* [Your instructions]
Every entry must be copied word for word.

* [Extracted records]
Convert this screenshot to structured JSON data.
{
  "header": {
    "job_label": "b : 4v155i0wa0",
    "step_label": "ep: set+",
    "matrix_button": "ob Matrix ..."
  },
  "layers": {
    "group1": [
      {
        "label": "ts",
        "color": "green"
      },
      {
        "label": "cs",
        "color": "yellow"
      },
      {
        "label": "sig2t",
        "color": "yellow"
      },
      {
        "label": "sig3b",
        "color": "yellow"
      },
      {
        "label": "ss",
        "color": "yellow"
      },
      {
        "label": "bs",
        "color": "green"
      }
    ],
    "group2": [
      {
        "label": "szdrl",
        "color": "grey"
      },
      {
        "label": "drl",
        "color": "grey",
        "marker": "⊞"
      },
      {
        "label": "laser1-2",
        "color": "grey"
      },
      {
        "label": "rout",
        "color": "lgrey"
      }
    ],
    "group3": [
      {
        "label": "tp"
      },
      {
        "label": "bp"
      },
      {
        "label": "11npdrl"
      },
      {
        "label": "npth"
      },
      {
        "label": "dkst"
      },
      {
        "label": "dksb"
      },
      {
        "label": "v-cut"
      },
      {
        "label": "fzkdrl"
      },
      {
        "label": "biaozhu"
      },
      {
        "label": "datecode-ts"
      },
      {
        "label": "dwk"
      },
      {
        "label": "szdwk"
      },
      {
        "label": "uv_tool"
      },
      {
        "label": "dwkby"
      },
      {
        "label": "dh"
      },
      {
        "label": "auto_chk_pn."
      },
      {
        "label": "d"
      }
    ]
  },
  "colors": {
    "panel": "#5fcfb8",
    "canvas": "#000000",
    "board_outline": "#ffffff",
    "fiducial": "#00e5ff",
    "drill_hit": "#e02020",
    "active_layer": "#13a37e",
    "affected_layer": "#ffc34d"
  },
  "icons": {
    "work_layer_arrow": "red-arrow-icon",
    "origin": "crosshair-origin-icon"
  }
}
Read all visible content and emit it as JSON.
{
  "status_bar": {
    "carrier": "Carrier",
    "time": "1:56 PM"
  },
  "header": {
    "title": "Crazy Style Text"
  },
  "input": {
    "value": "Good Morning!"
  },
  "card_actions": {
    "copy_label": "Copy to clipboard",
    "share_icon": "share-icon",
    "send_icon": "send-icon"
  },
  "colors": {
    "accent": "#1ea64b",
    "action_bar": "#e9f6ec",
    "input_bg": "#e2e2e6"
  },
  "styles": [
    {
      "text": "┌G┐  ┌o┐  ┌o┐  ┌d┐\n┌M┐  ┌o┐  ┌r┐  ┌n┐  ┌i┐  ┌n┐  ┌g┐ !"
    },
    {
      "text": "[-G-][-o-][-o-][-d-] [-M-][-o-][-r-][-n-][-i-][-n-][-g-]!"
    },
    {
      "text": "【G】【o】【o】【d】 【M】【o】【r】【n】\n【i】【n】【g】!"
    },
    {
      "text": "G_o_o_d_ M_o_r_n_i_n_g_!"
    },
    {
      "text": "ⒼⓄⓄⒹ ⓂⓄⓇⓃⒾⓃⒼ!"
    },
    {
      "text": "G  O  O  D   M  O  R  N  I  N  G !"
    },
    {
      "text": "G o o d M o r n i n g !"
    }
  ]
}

* [Output for this task]
Convert this screenshot to structured JSON data.
{
  "header": {
    "job_label": "b : 4v155i0wa0",
    "step_label": "ep: set+",
    "matrix_button": "ob Matrix ..."
  },
  "layers": {
    "group1": [
      {
        "label": "ts",
        "color": "green"
      },
      {
        "label": "cs",
        "color": "yellow"
      },
      {
        "label": "sig2t",
        "color": "yellow"
      },
      {
        "label": "sig3b",
        "color": "yellow"
      },
      {
        "label": "ss",
        "color": "yellow"
      },
      {
        "label": "bs",
        "color": "green"
      }
    ],
    "group2": [
      {
        "label": "szdrl",
        "color": "grey"
      },
      {
        "label": "drl",
        "color": "grey",
        "marker": "⊞"
      },
      {
        "label": "laser1-2",
        "color": "grey"
      },
      {
        "label": "rout",
        "color": "lgrey"
      }
    ],
    "group3": [
      {
        "label": "tp"
      },
      {
        "label": "bp"
      },
      {
        "label": "11npdrl"
      },
      {
        "label": "npth"
      },
      {
        "label": "dkst"
      },
      {
        "label": "dksb"
      },
      {
        "label": "v-cut"
      },
      {
        "label": "fzkdrl"
      },
      {
        "label": "biaozhu"
      },
      {
        "label": "datecode-ts"
      },
      {
        "label": "dwk"
      },
      {
        "label": "szdwk"
      },
      {
        "label": "uv_tool"
      },
      {
        "label": "dwkby"
      },
      {
        "label": "dh"
      },
      {
        "label": "auto_chk_pn."
      },
      {
        "label": "d"
      }
    ]
  },
  "colors": {
    "panel": "#5fcfb8",
    "canvas": "#000000",
    "board_outline": "#ffffff",
    "fiducial": "#00e5ff",
    "drill_hit": "#e02020",
    "active_layer": "#13a37e",
    "affected_layer": "#ffc34d"
  },
  "icons": {
    "work_layer_arrow": "red-arrow-icon",
    "origin": "crosshair-origin-icon"
  }
}
Read all visible content and emit it as JSON.
{
  "status_bar": {
    "carrier": "Carrier",
    "time": "1:56 PM"
  },
  "header": {
    "title": "Crazy Style Text"
  },
  "input": {
    "value": "Good Morning!"
  },
  "card_actions": {
    "copy_label": "Copy to clipboard",
    "share_icon": "share-icon",
    "send_icon": "send-icon"
  },
  "colors": {
    "accent": "#1ea64b",
    "action_bar": "#e9f6ec",
    "input_bg": "#e2e2e6"
  },
  "styles": [
    {
      "text": "┌G┐  ┌o┐  ┌o┐  ┌d┐\n┌M┐  ┌o┐  ┌r┐  ┌n┐  ┌i┐  ┌n┐  ┌g┐ !"
    },
    {
      "text": "[-G-][-o-][-o-][-d-] [-M-][-o-][-r-][-n-][-i-][-n-][-g-]!"
    },
    {
      "text": "【G】【o】【o】【d】 【M】【o】【r】【n】\n【i】【n】【g】!"
    },
    {
      "text": "G_o_o_d_ M_o_r_n_i_n_g_!"
    },
    {
      "text": "ⒼⓄⓄⒹ ⓂⓄⓇⓃⒾⓃⒼ!"
    },
    {
      "text": "G  O  O  D   M  O  R  N  I  N  G !"
    },
    {
      "text": "G o o d M o r n i n g !"
    }
  ]
}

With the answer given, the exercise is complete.